# Off Bike > Ranger's Talk Corner & Off-Topic >  downhillschrott.com

## georg

Hallo,

was gefällt euch an der Seite, was nicht?

Ich gehe jetzt ein Update an.
Inhaltlich werde ich folgendes ändern:

Bastelanleitungen kriegen CAD Zeichnungen. zB Rockring, Kettenführung.
Bastelanleitungen werden richtig gestellt, und ergänzt. zB. Gabel, Konstruktion und Fertigung, Laufrad einspeichen mit Photos eine jeden einzelnen schrittes (inkl. Speichenlängenberechnung), neuen Hauptrahmen zum Hinterbau bauen (hat BoB grade für nen Fahrer gemacht, ich hoffe die Photos sind was geworden) etc.

Theorie: Das sind ein paar Sachen nicht richtig formuliert, Tippfehler drinnen. Das wird ausgebessert. An sich würde ich das so lassen, wer noch Wünsche hat, bitte melden.

Sonstiges fliegt raus.

Photos und Videos: Werden zusammengefaßt und aussortiert. Es kommen da nur noch Highlights und Zeitloses rein, ich hab leider keine Zeit dafür immer akutelle Photos reinzustellen. Wird sich also auf gecrashte Teile (da kommt neues) und absolute Highlights beschränken.

Links werden überprüft..

Die Seite soll insgesamt kleiner und übersichtlicher, auf die techn. Sachen beschränkt werden aber die werden ausgebaut.

Ist eine Struktur erkennbar? Oder ist die Navigation durch die Seite Glückssache?

Design möcht ich eigentlich nicht viel ändern.. oder gibts da absolute Mistsachen die stören??

www.downhillschrott.com

Vielen Dank!

----------


## X-Fire

finde die seite jetzt auch schon gut gegliedert. mir fällt auch nichts wirklich ein, was man verbessern kann. hast ja schon alles gesagt 

gerade bei den bastelanleitungen wären bilder sehr fein.

----------


## Tyrolens

Inhaltlich wäre ein Federelemente 1x1 super.

----------


## seine Dudeheit

war zwar schon lange nimmer drauf, aber ich find nix dran zu meckern.

Aufzeichnungen zur Lage von Elementen
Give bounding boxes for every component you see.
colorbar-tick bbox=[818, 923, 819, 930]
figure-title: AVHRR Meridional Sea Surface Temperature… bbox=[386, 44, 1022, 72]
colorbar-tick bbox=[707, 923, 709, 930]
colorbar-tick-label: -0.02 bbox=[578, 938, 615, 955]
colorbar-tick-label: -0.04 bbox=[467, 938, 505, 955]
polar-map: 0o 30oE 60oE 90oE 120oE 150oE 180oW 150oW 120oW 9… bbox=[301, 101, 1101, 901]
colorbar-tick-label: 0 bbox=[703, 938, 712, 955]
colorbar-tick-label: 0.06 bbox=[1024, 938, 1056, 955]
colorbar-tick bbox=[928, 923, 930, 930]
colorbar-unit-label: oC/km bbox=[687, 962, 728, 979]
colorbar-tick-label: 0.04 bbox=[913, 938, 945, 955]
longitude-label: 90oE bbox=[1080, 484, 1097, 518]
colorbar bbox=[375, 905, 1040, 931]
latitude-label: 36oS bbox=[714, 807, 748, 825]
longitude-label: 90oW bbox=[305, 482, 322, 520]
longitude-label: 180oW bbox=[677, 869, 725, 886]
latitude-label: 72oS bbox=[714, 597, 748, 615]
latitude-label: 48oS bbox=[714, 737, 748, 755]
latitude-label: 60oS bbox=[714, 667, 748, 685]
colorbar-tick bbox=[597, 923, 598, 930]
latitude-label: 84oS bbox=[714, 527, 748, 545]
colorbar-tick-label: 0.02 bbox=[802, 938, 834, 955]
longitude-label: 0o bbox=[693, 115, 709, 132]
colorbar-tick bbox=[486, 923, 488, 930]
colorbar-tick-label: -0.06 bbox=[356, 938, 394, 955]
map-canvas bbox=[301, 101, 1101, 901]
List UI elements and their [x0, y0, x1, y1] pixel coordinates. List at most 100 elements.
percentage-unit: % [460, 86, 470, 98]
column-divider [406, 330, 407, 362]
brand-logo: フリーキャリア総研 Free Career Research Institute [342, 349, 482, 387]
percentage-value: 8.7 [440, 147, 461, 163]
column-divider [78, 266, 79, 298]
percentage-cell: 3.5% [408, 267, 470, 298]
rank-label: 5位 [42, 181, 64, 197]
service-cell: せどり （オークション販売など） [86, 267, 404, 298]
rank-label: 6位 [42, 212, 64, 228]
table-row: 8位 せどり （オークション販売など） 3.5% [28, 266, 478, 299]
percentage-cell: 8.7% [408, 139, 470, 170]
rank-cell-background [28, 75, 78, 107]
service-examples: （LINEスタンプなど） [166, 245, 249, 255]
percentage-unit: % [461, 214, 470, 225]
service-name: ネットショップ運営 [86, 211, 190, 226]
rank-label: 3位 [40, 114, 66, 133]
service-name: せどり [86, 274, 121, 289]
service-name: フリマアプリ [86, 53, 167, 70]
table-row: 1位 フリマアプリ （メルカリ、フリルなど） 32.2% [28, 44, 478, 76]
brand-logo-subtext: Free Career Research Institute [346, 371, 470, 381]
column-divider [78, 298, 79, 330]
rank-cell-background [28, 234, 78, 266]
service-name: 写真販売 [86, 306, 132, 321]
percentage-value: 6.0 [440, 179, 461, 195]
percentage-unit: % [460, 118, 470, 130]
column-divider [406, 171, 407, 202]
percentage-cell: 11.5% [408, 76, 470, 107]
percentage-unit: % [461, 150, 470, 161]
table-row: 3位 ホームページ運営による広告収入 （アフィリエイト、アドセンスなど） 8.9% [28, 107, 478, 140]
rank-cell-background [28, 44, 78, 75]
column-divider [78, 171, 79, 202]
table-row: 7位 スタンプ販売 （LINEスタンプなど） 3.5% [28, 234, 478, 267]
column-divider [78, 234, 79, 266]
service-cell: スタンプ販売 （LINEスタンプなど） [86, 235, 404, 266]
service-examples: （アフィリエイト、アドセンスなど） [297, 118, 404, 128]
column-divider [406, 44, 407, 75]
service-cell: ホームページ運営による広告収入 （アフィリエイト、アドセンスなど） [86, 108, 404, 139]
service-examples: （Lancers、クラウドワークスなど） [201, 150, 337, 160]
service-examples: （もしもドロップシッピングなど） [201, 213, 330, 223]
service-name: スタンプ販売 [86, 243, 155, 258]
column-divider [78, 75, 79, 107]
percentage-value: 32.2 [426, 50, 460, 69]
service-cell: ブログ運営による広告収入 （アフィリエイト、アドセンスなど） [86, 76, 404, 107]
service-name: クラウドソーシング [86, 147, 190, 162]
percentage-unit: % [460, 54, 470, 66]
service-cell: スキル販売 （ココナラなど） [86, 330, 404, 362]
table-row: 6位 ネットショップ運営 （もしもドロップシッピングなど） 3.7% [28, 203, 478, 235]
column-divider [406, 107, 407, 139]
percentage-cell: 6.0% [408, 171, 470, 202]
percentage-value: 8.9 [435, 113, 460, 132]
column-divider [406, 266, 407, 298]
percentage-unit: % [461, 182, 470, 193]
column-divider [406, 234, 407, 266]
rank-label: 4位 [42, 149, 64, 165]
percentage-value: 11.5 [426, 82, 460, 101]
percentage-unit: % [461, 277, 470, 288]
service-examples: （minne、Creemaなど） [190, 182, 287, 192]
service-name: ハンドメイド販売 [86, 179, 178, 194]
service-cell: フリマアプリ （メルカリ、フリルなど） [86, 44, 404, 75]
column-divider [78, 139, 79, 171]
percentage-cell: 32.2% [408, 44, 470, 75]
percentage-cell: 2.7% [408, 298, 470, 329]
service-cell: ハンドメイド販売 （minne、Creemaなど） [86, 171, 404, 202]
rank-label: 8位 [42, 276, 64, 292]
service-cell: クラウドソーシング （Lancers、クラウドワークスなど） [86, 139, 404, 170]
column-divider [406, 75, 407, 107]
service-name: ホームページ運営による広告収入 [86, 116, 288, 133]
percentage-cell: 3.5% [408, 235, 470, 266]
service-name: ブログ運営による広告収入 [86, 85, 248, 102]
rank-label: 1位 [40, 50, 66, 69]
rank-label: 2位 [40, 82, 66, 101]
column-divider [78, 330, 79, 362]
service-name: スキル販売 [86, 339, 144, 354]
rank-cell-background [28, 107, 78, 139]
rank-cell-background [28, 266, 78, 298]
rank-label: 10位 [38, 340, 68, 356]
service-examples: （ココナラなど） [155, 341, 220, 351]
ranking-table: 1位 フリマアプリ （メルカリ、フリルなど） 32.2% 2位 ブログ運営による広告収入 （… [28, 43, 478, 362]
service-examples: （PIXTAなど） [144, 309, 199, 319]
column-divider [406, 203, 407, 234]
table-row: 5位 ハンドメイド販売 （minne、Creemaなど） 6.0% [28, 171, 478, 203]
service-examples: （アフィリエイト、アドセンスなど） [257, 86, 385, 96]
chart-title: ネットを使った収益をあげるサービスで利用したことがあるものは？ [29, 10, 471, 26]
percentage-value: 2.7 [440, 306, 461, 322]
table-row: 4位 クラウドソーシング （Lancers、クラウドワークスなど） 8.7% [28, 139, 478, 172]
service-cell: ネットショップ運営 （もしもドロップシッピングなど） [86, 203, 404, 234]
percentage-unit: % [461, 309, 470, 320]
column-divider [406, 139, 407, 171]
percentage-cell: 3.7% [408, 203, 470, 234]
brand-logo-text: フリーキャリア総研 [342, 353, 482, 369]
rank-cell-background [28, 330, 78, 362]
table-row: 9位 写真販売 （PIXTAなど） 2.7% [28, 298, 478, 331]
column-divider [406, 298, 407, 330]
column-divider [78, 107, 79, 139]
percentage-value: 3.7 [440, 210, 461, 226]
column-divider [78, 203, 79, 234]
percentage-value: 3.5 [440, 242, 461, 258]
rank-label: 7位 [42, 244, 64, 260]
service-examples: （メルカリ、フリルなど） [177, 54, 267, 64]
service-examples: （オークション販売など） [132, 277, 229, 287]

Aufgabe 1
Prüfen Sie, ob die folgenden Aussagen mit dem Forumsthread zu downhillschrott.com übereinstimmen, und belegen Sie jede Antwort mit einem wörtlichen Zitat: (a) Die Bastelanleitungen sollen CAD-Zeichnungen erhalten. (b) Der Bereich „Sonstiges“ soll ausgebaut werden. (c) Das Design der Seite soll grundlegend überarbeitet werden.
Aufgabe 2
Nennen Sie alle Benutzernamen, unter denen im Forumsthread zu downhillschrott.com Beiträge stehen.

Vollständige Antwort 1
(a) Ja, denn im Text heißt es: „Bastelanleitungen kriegen CAD Zeichnungen.“
(b) Nein, denn im Text heißt es: „Sonstiges fliegt raus.“
(c) Nein, denn im Text heißt es: „Design möcht ich eigentlich nicht viel ändern“.

Vollständige Antwort 2
Im Forumsthread stehen Beiträge unter den folgenden Benutzernamen:
- georg
- X-Fire
- Tyrolens
- seine Dudeheit